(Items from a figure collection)
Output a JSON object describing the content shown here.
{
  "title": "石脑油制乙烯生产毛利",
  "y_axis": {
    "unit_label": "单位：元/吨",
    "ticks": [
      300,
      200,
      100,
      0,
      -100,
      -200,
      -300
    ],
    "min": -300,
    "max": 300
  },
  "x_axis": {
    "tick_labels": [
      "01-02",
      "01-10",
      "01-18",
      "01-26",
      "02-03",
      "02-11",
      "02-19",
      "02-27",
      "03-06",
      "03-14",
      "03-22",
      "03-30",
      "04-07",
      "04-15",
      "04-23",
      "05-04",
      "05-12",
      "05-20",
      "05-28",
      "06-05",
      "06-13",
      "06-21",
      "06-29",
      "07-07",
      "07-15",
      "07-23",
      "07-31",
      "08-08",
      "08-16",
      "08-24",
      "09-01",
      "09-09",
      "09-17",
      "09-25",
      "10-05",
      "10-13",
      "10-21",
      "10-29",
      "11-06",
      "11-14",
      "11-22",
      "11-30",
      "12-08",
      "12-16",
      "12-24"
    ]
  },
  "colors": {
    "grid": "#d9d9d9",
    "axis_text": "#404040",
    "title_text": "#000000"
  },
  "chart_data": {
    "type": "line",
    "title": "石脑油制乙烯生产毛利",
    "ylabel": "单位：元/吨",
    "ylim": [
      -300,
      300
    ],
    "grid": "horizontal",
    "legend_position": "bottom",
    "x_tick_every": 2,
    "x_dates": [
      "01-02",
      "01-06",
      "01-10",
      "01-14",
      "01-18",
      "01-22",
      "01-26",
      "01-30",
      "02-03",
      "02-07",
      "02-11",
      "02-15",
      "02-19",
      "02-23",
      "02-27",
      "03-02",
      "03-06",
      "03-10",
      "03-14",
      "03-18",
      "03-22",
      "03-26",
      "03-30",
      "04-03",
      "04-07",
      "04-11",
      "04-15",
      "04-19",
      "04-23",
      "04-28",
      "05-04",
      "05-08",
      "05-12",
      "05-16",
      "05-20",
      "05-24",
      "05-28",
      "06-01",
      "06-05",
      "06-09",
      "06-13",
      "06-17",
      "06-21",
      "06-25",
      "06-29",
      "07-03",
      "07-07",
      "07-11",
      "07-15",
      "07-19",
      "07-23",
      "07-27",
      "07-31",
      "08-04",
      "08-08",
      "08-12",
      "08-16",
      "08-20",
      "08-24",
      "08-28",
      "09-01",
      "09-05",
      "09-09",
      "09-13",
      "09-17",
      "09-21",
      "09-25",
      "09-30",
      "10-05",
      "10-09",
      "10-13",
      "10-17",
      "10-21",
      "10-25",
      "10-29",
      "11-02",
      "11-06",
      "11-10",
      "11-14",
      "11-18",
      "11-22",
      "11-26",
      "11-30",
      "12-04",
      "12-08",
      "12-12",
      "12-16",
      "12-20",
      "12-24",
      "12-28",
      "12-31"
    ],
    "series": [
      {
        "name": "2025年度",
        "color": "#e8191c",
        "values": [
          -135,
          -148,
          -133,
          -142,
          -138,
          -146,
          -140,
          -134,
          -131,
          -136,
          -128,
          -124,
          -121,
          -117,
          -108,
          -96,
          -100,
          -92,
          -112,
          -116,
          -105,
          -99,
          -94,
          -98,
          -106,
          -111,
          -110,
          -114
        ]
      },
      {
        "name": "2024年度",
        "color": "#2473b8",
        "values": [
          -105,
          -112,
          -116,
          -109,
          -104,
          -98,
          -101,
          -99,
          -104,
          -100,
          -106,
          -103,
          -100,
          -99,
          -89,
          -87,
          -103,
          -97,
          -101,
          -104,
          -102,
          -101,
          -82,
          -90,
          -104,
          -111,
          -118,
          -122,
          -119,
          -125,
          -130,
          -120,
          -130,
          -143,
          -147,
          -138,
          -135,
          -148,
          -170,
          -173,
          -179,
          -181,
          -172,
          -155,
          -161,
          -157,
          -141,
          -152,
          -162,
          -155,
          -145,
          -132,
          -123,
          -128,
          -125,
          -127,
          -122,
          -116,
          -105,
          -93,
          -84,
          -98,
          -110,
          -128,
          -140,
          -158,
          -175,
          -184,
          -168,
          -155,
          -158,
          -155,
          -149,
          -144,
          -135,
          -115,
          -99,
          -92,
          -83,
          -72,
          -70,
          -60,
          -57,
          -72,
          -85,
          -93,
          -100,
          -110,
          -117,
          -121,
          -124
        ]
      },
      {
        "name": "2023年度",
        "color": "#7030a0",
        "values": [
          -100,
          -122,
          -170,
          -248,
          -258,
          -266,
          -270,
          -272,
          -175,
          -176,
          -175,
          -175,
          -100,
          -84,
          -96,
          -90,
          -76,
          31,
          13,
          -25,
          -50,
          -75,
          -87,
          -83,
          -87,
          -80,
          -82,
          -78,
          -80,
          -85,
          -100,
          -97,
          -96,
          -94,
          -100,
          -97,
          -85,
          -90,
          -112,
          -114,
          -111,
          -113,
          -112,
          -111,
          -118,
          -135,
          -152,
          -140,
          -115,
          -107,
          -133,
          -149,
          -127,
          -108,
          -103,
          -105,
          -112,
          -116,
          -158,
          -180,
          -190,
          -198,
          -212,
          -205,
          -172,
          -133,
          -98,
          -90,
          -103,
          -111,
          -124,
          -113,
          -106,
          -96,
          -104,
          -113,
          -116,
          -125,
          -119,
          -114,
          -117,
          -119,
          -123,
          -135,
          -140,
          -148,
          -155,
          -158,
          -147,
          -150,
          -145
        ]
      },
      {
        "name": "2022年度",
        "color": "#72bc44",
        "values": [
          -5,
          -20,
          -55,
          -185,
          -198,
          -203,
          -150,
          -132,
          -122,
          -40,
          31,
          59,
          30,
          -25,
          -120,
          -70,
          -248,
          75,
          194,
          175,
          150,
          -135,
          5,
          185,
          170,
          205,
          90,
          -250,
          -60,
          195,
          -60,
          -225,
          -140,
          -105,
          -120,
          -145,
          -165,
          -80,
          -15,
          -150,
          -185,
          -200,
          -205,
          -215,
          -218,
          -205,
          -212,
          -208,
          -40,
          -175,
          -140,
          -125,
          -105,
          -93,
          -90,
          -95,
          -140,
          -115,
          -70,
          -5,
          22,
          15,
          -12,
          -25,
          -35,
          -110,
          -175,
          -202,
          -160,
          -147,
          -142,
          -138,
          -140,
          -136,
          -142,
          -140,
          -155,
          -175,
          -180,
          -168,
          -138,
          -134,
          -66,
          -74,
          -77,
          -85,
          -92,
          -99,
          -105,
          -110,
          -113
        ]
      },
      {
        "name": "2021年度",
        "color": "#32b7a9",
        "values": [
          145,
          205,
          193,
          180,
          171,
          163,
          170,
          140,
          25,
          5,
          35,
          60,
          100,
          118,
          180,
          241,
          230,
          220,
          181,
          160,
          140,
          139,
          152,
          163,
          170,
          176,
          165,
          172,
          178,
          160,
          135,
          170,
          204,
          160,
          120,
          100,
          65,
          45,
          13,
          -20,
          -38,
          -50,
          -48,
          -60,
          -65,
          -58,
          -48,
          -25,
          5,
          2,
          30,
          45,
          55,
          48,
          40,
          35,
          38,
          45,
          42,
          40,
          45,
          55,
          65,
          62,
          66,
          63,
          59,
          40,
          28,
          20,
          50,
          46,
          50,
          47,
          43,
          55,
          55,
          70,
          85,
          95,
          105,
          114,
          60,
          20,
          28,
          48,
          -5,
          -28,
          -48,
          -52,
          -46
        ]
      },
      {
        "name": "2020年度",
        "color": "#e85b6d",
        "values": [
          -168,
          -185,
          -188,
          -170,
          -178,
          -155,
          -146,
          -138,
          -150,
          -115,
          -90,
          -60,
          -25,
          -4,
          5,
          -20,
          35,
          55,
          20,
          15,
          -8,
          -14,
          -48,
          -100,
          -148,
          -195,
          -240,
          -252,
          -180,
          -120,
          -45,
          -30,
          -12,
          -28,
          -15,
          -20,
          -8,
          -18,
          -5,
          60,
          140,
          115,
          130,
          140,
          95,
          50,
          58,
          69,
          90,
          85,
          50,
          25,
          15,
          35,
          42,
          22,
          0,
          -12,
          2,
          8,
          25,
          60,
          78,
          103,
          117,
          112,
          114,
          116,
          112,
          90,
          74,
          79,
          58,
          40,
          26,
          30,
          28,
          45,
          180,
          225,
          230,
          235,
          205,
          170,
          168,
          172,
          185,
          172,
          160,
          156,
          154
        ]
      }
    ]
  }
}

■ **SET PROBLEM**
Identify each line in the entries with the word "name" and copy it.

■ **TASK SOLUTION**
        "name": "2025年度",
        "name": "2024年度",
        "name": "2023年度",
        "name": "2022年度",
        "name": "2021年度",
        "name": "2020年度",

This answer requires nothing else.